**What you need to do**.
Every line below should be copied exactly; drop the pictures.

**Input material**.

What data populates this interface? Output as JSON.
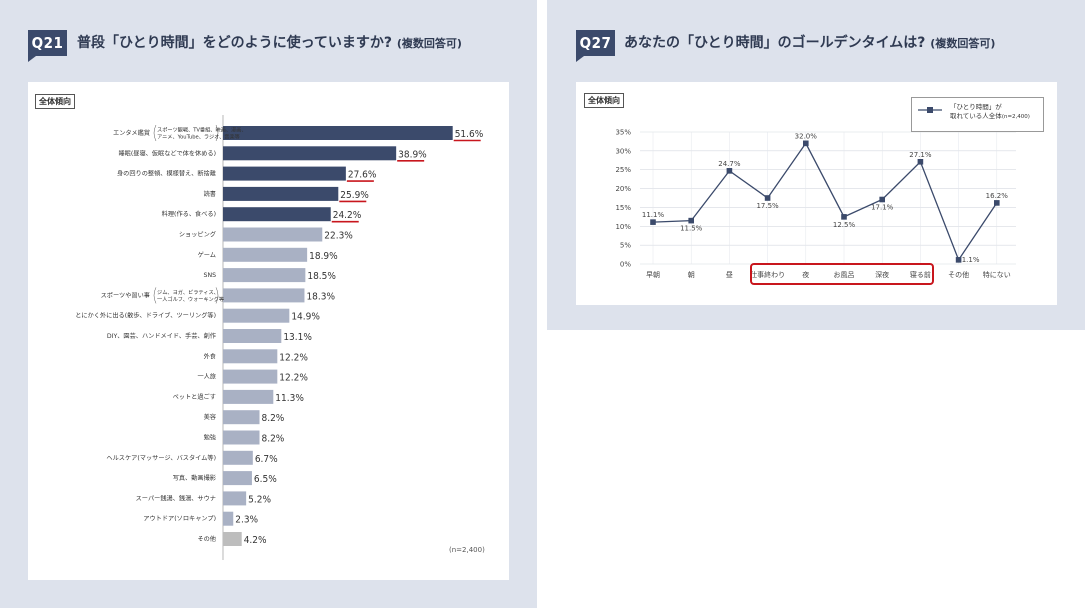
{
  "colors": {
    "panel_bg": "#dde2ec",
    "badge": "#3b4a6b",
    "bar_dark": "#3b4a6b",
    "bar_light": "#a9b1c4",
    "bar_other": "#bdbdbd",
    "underline": "#c8161d",
    "line": "#3b4a6b",
    "highlight": "#c8161d"
  },
  "left": {
    "badge": "Q21",
    "title": "普段「ひとり時間」をどのように使っていますか?",
    "title_sub": "(複数回答可)",
    "tag": "全体傾向",
    "note": "(n=2,400)"
  },
  "right": {
    "badge": "Q27",
    "title": "あなたの「ひとり時間」のゴールデンタイムは?",
    "title_sub": "(複数回答可)",
    "tag": "全体傾向",
    "legend_line1": "「ひとり時間」が",
    "legend_line2": "取れている人全体",
    "legend_n": "(n=2,400)"
  },
  "chart_data": [
    {
      "type": "bar",
      "orientation": "horizontal",
      "categories": [
        "エンタメ鑑賞",
        "睡眠(昼寝、仮眠などで体を休める)",
        "身の回りの整頓、模様替え、断捨離",
        "読書",
        "料理(作る、食べる)",
        "ショッピング",
        "ゲーム",
        "SNS",
        "スポーツや習い事",
        "とにかく外に出る(散歩、ドライブ、ツーリング等)",
        "DIY、園芸、ハンドメイド、手芸、創作",
        "外食",
        "一人旅",
        "ペットと過ごす",
        "美容",
        "勉強",
        "ヘルスケア(マッサージ、バスタイム等)",
        "写真、動画撮影",
        "スーパー銭湯、銭湯、サウナ",
        "アウトドア(ソロキャンプ)",
        "その他"
      ],
      "category_notes": {
        "エンタメ鑑賞": [
          "スポーツ観戦、TV番組、映画、漫画、",
          "アニメ、YouTube、ラジオ、音楽等"
        ],
        "スポーツや習い事": [
          "ジム、ヨガ、ピラティス、",
          "一人ゴルフ、ウォーキング等"
        ]
      },
      "values": [
        51.6,
        38.9,
        27.6,
        25.9,
        24.2,
        22.3,
        18.9,
        18.5,
        18.3,
        14.9,
        13.1,
        12.2,
        12.2,
        11.3,
        8.2,
        8.2,
        6.7,
        6.5,
        5.2,
        2.3,
        4.2
      ],
      "value_labels": [
        "51.6%",
        "38.9%",
        "27.6%",
        "25.9%",
        "24.2%",
        "22.3%",
        "18.9%",
        "18.5%",
        "18.3%",
        "14.9%",
        "13.1%",
        "12.2%",
        "12.2%",
        "11.3%",
        "8.2%",
        "8.2%",
        "6.7%",
        "6.5%",
        "5.2%",
        "2.3%",
        "4.2%"
      ],
      "highlighted_top": 5,
      "unit": "%"
    },
    {
      "type": "line",
      "categories": [
        "早朝",
        "朝",
        "昼",
        "仕事終わり",
        "夜",
        "お風呂",
        "深夜",
        "寝る前",
        "その他",
        "特にない"
      ],
      "series": [
        {
          "name": "「ひとり時間」が取れている人全体",
          "values": [
            11.1,
            11.5,
            24.7,
            17.5,
            32.0,
            12.5,
            17.1,
            27.1,
            1.1,
            16.2
          ]
        }
      ],
      "value_labels": [
        "11.1%",
        "11.5%",
        "24.7%",
        "17.5%",
        "32.0%",
        "12.5%",
        "17.1%",
        "27.1%",
        "1.1%",
        "16.2%"
      ],
      "yticks": [
        "0%",
        "5%",
        "10%",
        "15%",
        "20%",
        "25%",
        "30%",
        "35%"
      ],
      "ylim": [
        0,
        35
      ],
      "highlighted_categories": [
        "仕事終わり",
        "夜",
        "お風呂",
        "深夜",
        "寝る前"
      ],
      "grid": true,
      "legend_position": "top-right"
    }
  ]
}
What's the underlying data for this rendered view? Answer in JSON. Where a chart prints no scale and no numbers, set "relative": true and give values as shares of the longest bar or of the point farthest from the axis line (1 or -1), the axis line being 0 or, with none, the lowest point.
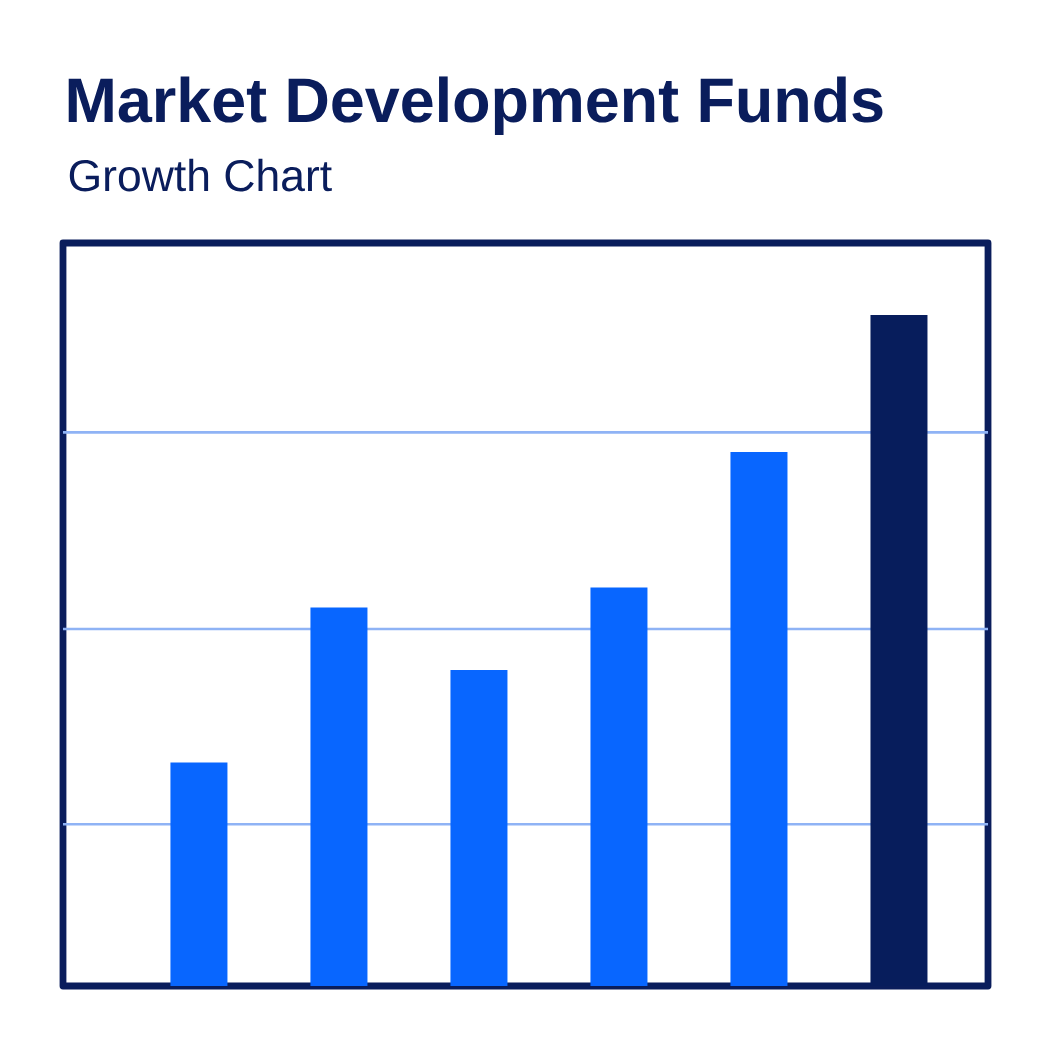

**Result of the task**.
What data populates this interface? Output as JSON.
{
  "colors": {
    "panel_bg": "#dde2ec",
    "badge": "#3b4a6b",
    "bar_dark": "#3b4a6b",
    "bar_light": "#a9b1c4",
    "bar_other": "#bdbdbd",
    "underline": "#c8161d",
    "line": "#3b4a6b",
    "highlight": "#c8161d"
  },
  "left": {
    "badge": "Q21",
    "title": "普段「ひとり時間」をどのように使っていますか?",
    "title_sub": "(複数回答可)",
    "tag": "全体傾向",
    "note": "(n=2,400)"
  },
  "right": {
    "badge": "Q27",
    "title": "あなたの「ひとり時間」のゴールデンタイムは?",
    "title_sub": "(複数回答可)",
    "tag": "全体傾向",
    "legend_line1": "「ひとり時間」が",
    "legend_line2": "取れている人全体",
    "legend_n": "(n=2,400)"
  },
  "chart_data": [
    {
      "type": "bar",
      "orientation": "horizontal",
      "categories": [
        "エンタメ鑑賞",
        "睡眠(昼寝、仮眠などで体を休める)",
        "身の回りの整頓、模様替え、断捨離",
        "読書",
        "料理(作る、食べる)",
        "ショッピング",
        "ゲーム",
        "SNS",
        "スポーツや習い事",
        "とにかく外に出る(散歩、ドライブ、ツーリング等)",
        "DIY、園芸、ハンドメイド、手芸、創作",
        "外食",
        "一人旅",
        "ペットと過ごす",
        "美容",
        "勉強",
        "ヘルスケア(マッサージ、バスタイム等)",
        "写真、動画撮影",
        "スーパー銭湯、銭湯、サウナ",
        "アウトドア(ソロキャンプ)",
        "その他"
      ],
      "category_notes": {
        "エンタメ鑑賞": [
          "スポーツ観戦、TV番組、映画、漫画、",
          "アニメ、YouTube、ラジオ、音楽等"
        ],
        "スポーツや習い事": [
          "ジム、ヨガ、ピラティス、",
          "一人ゴルフ、ウォーキング等"
        ]
      },
      "values": [
        51.6,
        38.9,
        27.6,
        25.9,
        24.2,
        22.3,
        18.9,
        18.5,
        18.3,
        14.9,
        13.1,
        12.2,
        12.2,
        11.3,
        8.2,
        8.2,
        6.7,
        6.5,
        5.2,
        2.3,
        4.2
      ],
      "value_labels": [
        "51.6%",
        "38.9%",
        "27.6%",
        "25.9%",
        "24.2%",
        "22.3%",
        "18.9%",
        "18.5%",
        "18.3%",
        "14.9%",
        "13.1%",
        "12.2%",
        "12.2%",
        "11.3%",
        "8.2%",
        "8.2%",
        "6.7%",
        "6.5%",
        "5.2%",
        "2.3%",
        "4.2%"
      ],
      "highlighted_top": 5,
      "unit": "%"
    },
    {
      "type": "line",
      "categories": [
        "早朝",
        "朝",
        "昼",
        "仕事終わり",
        "夜",
        "お風呂",
        "深夜",
        "寝る前",
        "その他",
        "特にない"
      ],
      "series": [
        {
          "name": "「ひとり時間」が取れている人全体",
          "values": [
            11.1,
            11.5,
            24.7,
            17.5,
            32.0,
            12.5,
            17.1,
            27.1,
            1.1,
            16.2
          ]
        }
      ],
      "value_labels": [
        "11.1%",
        "11.5%",
        "24.7%",
        "17.5%",
        "32.0%",
        "12.5%",
        "17.1%",
        "27.1%",
        "1.1%",
        "16.2%"
      ],
      "yticks": [
        "0%",
        "5%",
        "10%",
        "15%",
        "20%",
        "25%",
        "30%",
        "35%"
      ],
      "ylim": [
        0,
        35
      ],
      "highlighted_categories": [
        "仕事終わり",
        "夜",
        "お風呂",
        "深夜",
        "寝る前"
      ],
      "grid": true,
      "legend_position": "top-right"
    }
  ]
}
What's the underlying data for this rendered view? Answer in JSON. Where a chart prints no scale and no numbers, set "relative": true and give values as shares of the longest bar or of the point farthest from the axis line (1 or -1), the axis line being 0 or, with none, the lowest point.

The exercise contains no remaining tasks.